YOUR GOAL:
Extract each of the rows below verbatim, preserving every character and the original order.

━━━━

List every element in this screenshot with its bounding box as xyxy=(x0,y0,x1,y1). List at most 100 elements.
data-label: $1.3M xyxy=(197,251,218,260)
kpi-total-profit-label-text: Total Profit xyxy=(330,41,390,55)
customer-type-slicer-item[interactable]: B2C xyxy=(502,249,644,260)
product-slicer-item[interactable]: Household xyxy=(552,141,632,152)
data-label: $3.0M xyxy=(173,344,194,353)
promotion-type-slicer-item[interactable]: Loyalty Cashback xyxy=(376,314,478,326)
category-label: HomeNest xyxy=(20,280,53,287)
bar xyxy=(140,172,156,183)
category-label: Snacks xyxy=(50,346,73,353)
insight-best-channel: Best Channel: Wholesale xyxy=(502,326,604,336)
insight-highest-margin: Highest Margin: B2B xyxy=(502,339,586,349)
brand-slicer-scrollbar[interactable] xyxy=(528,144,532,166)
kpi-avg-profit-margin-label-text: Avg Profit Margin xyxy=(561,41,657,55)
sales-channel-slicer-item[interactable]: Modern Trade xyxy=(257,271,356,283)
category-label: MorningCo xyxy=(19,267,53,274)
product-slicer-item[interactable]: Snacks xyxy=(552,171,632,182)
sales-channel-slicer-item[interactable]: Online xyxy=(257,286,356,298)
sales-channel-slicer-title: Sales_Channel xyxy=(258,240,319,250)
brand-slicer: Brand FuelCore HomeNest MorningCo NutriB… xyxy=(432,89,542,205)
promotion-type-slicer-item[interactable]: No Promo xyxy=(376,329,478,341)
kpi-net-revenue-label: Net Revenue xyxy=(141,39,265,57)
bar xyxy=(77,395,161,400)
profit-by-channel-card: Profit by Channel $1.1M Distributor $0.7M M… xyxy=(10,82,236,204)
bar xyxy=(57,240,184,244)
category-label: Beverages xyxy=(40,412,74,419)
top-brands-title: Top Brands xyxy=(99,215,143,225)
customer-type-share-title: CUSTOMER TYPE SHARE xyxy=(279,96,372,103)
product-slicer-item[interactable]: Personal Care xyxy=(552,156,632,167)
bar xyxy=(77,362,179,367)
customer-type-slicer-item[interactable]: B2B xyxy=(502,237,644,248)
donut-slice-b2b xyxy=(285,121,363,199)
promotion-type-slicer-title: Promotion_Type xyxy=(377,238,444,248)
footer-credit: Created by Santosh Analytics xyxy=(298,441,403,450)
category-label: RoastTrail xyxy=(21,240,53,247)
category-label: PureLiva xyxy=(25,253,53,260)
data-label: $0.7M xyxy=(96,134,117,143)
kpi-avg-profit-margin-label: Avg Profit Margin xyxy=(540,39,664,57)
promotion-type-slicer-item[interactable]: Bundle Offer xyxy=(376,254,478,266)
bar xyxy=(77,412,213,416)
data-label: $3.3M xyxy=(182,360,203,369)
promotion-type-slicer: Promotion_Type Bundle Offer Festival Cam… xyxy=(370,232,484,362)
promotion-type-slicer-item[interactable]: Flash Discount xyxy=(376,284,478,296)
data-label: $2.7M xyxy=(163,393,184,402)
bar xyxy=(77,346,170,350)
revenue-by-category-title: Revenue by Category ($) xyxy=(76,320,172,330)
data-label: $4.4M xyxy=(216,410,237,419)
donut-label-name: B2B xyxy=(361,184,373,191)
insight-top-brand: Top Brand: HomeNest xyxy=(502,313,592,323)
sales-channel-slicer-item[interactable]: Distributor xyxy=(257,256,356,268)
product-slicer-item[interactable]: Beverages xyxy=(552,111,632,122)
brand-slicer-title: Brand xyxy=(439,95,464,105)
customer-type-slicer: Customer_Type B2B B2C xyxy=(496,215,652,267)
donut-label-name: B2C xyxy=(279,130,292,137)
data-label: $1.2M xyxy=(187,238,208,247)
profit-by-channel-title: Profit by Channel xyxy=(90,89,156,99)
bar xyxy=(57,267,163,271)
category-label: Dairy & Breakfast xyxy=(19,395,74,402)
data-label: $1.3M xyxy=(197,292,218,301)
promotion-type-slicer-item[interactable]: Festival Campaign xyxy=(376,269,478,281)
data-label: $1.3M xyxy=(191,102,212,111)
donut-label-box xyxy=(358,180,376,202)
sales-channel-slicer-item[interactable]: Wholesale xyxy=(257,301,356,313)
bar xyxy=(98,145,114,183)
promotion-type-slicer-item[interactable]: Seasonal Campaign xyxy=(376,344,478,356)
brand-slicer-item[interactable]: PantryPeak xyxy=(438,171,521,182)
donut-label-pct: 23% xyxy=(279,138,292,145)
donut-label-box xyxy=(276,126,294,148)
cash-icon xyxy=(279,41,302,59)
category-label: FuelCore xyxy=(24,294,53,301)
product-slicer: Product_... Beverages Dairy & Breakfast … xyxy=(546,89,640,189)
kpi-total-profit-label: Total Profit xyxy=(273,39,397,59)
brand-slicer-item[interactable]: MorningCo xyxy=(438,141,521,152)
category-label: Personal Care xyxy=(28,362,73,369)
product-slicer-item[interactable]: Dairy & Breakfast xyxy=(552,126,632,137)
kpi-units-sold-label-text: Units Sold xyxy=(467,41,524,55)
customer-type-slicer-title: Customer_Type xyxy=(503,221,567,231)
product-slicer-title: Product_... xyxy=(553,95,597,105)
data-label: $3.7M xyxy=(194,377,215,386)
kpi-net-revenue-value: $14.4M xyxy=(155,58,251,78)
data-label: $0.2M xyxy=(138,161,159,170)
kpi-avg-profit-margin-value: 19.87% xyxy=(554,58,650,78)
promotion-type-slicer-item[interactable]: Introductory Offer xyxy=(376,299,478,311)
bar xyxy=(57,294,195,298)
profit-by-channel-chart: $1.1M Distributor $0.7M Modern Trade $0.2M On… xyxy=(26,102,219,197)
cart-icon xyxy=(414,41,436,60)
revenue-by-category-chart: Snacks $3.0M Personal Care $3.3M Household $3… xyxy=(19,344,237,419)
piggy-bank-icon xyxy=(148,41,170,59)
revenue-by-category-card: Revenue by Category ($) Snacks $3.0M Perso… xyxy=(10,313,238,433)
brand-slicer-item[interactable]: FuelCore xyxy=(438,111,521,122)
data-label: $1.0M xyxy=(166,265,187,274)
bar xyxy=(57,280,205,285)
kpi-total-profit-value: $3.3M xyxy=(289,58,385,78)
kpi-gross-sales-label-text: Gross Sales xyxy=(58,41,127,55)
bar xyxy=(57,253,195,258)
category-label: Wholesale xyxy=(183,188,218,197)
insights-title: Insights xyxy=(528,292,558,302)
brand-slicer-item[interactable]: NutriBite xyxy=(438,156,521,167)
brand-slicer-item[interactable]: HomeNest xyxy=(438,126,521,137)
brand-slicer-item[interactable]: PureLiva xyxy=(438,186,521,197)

━━━━

RESPONSE FOR THIS EXERCISE:
List every element in this screenshot with its bounding box as xyxy=(x0,y0,x1,y1). List at most 100 elements.
data-label: $1.3M xyxy=(197,251,218,260)
kpi-total-profit-label-text: Total Profit xyxy=(330,41,390,55)
customer-type-slicer-item[interactable]: B2C xyxy=(502,249,644,260)
product-slicer-item[interactable]: Household xyxy=(552,141,632,152)
data-label: $3.0M xyxy=(173,344,194,353)
promotion-type-slicer-item[interactable]: Loyalty Cashback xyxy=(376,314,478,326)
category-label: HomeNest xyxy=(20,280,53,287)
bar xyxy=(140,172,156,183)
category-label: Snacks xyxy=(50,346,73,353)
insight-best-channel: Best Channel: Wholesale xyxy=(502,326,604,336)
insight-highest-margin: Highest Margin: B2B xyxy=(502,339,586,349)
brand-slicer-scrollbar[interactable] xyxy=(528,144,532,166)
kpi-avg-profit-margin-label-text: Avg Profit Margin xyxy=(561,41,657,55)
sales-channel-slicer-item[interactable]: Modern Trade xyxy=(257,271,356,283)
category-label: MorningCo xyxy=(19,267,53,274)
product-slicer-item[interactable]: Snacks xyxy=(552,171,632,182)
sales-channel-slicer-item[interactable]: Online xyxy=(257,286,356,298)
sales-channel-slicer-title: Sales_Channel xyxy=(258,240,319,250)
brand-slicer: Brand FuelCore HomeNest MorningCo NutriB… xyxy=(432,89,542,205)
promotion-type-slicer-item[interactable]: No Promo xyxy=(376,329,478,341)
kpi-net-revenue-label: Net Revenue xyxy=(141,39,265,57)
bar xyxy=(77,395,161,400)
profit-by-channel-card: Profit by Channel $1.1M Distributor $0.7M M… xyxy=(10,82,236,204)
bar xyxy=(57,240,184,244)
category-label: Beverages xyxy=(40,412,74,419)
top-brands-title: Top Brands xyxy=(99,215,143,225)
customer-type-share-title: CUSTOMER TYPE SHARE xyxy=(279,96,372,103)
product-slicer-item[interactable]: Personal Care xyxy=(552,156,632,167)
bar xyxy=(77,362,179,367)
customer-type-slicer-item[interactable]: B2B xyxy=(502,237,644,248)
donut-slice-b2b xyxy=(285,121,363,199)
promotion-type-slicer-title: Promotion_Type xyxy=(377,238,444,248)
footer-credit: Created by Santosh Analytics xyxy=(298,441,403,450)
category-label: RoastTrail xyxy=(21,240,53,247)
category-label: PureLiva xyxy=(25,253,53,260)
data-label: $0.7M xyxy=(96,134,117,143)
kpi-avg-profit-margin-label: Avg Profit Margin xyxy=(540,39,664,57)
promotion-type-slicer-item[interactable]: Bundle Offer xyxy=(376,254,478,266)
bar xyxy=(77,412,213,416)
data-label: $3.3M xyxy=(182,360,203,369)
promotion-type-slicer: Promotion_Type Bundle Offer Festival Cam… xyxy=(370,232,484,362)
promotion-type-slicer-item[interactable]: Flash Discount xyxy=(376,284,478,296)
data-label: $2.7M xyxy=(163,393,184,402)
bar xyxy=(77,346,170,350)
revenue-by-category-title: Revenue by Category ($) xyxy=(76,320,172,330)
data-label: $4.4M xyxy=(216,410,237,419)
donut-label-name: B2B xyxy=(361,184,373,191)
insight-top-brand: Top Brand: HomeNest xyxy=(502,313,592,323)
sales-channel-slicer-item[interactable]: Distributor xyxy=(257,256,356,268)
product-slicer-item[interactable]: Beverages xyxy=(552,111,632,122)
brand-slicer-title: Brand xyxy=(439,95,464,105)
customer-type-slicer: Customer_Type B2B B2C xyxy=(496,215,652,267)
donut-label-name: B2C xyxy=(279,130,292,137)
data-label: $1.2M xyxy=(187,238,208,247)
profit-by-channel-title: Profit by Channel xyxy=(90,89,156,99)
bar xyxy=(57,267,163,271)
category-label: Dairy & Breakfast xyxy=(19,395,74,402)
data-label: $1.3M xyxy=(197,292,218,301)
promotion-type-slicer-item[interactable]: Festival Campaign xyxy=(376,269,478,281)
data-label: $1.3M xyxy=(191,102,212,111)
donut-label-box xyxy=(358,180,376,202)
sales-channel-slicer-item[interactable]: Wholesale xyxy=(257,301,356,313)
bar xyxy=(98,145,114,183)
promotion-type-slicer-item[interactable]: Seasonal Campaign xyxy=(376,344,478,356)
brand-slicer-item[interactable]: PantryPeak xyxy=(438,171,521,182)
donut-label-pct: 23% xyxy=(279,138,292,145)
donut-label-box xyxy=(276,126,294,148)
cash-icon xyxy=(279,41,302,59)
category-label: FuelCore xyxy=(24,294,53,301)
product-slicer: Product_... Beverages Dairy & Breakfast … xyxy=(546,89,640,189)
kpi-total-profit-label: Total Profit xyxy=(273,39,397,59)
brand-slicer-item[interactable]: MorningCo xyxy=(438,141,521,152)
category-label: Personal Care xyxy=(28,362,73,369)
product-slicer-item[interactable]: Dairy & Breakfast xyxy=(552,126,632,137)
kpi-units-sold-label-text: Units Sold xyxy=(467,41,524,55)
customer-type-slicer-title: Customer_Type xyxy=(503,221,567,231)
product-slicer-title: Product_... xyxy=(553,95,597,105)
data-label: $3.7M xyxy=(194,377,215,386)
kpi-net-revenue-value: $14.4M xyxy=(155,58,251,78)
data-label: $0.2M xyxy=(138,161,159,170)
kpi-avg-profit-margin-value: 19.87% xyxy=(554,58,650,78)
promotion-type-slicer-item[interactable]: Introductory Offer xyxy=(376,299,478,311)
bar xyxy=(57,294,195,298)
profit-by-channel-chart: $1.1M Distributor $0.7M Modern Trade $0.2M On… xyxy=(26,102,219,197)
cart-icon xyxy=(414,41,436,60)
revenue-by-category-chart: Snacks $3.0M Personal Care $3.3M Household $3… xyxy=(19,344,237,419)
piggy-bank-icon xyxy=(148,41,170,59)
revenue-by-category-card: Revenue by Category ($) Snacks $3.0M Perso… xyxy=(10,313,238,433)
brand-slicer-item[interactable]: FuelCore xyxy=(438,111,521,122)
data-label: $1.0M xyxy=(166,265,187,274)
bar xyxy=(57,280,205,285)
kpi-total-profit-value: $3.3M xyxy=(289,58,385,78)
kpi-gross-sales-label-text: Gross Sales xyxy=(58,41,127,55)
bar xyxy=(57,253,195,258)
category-label: Wholesale xyxy=(183,188,218,197)
insights-title: Insights xyxy=(528,292,558,302)
brand-slicer-item[interactable]: NutriBite xyxy=(438,156,521,167)
brand-slicer-item[interactable]: HomeNest xyxy=(438,126,521,137)
brand-slicer-item[interactable]: PureLiva xyxy=(438,186,521,197)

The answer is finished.